Given exercise » Pull every line of the entries that has the word "JSON".
— BEGIN Data for this task —
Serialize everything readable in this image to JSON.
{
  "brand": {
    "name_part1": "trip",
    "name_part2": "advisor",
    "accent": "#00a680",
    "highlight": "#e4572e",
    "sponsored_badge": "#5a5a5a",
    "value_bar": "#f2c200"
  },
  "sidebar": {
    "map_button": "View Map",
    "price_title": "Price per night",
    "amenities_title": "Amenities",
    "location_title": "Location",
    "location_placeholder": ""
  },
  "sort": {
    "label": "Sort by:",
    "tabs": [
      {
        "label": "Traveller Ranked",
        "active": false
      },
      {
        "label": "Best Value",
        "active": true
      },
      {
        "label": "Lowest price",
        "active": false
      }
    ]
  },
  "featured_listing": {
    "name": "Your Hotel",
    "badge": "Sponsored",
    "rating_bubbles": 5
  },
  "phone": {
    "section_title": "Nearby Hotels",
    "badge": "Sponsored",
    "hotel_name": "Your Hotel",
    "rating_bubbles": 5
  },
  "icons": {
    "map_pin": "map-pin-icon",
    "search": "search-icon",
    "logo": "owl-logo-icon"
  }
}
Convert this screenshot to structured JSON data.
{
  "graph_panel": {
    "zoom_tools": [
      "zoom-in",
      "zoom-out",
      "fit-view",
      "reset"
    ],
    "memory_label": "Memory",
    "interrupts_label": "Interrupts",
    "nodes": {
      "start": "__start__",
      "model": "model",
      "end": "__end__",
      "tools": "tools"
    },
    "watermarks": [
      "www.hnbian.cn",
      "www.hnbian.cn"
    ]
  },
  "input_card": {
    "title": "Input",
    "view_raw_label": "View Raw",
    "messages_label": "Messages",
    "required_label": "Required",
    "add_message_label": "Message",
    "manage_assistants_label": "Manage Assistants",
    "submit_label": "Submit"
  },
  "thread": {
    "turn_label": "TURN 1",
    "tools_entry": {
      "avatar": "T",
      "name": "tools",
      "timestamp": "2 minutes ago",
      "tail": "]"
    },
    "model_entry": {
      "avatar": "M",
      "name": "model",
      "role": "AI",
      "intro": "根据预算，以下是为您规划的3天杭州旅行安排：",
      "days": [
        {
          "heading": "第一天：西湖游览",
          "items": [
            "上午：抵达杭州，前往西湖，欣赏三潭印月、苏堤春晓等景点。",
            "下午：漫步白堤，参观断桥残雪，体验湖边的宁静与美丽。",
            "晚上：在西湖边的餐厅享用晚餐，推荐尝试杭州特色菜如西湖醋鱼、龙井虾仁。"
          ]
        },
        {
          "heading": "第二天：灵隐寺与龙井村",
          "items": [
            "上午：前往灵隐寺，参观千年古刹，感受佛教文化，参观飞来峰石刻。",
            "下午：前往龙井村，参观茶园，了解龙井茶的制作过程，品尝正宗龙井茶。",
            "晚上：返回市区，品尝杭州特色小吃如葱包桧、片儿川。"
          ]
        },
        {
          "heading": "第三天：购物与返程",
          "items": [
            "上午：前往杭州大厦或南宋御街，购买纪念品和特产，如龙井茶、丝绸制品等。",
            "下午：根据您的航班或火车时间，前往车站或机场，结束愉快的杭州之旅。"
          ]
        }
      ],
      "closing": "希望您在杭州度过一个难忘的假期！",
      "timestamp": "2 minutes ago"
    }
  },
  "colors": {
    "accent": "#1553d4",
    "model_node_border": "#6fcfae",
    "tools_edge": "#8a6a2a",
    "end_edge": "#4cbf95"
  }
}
— END Data for this task —
Solution to this exercise »
Serialize everything readable in this image to JSON.
Convert this screenshot to structured JSON data.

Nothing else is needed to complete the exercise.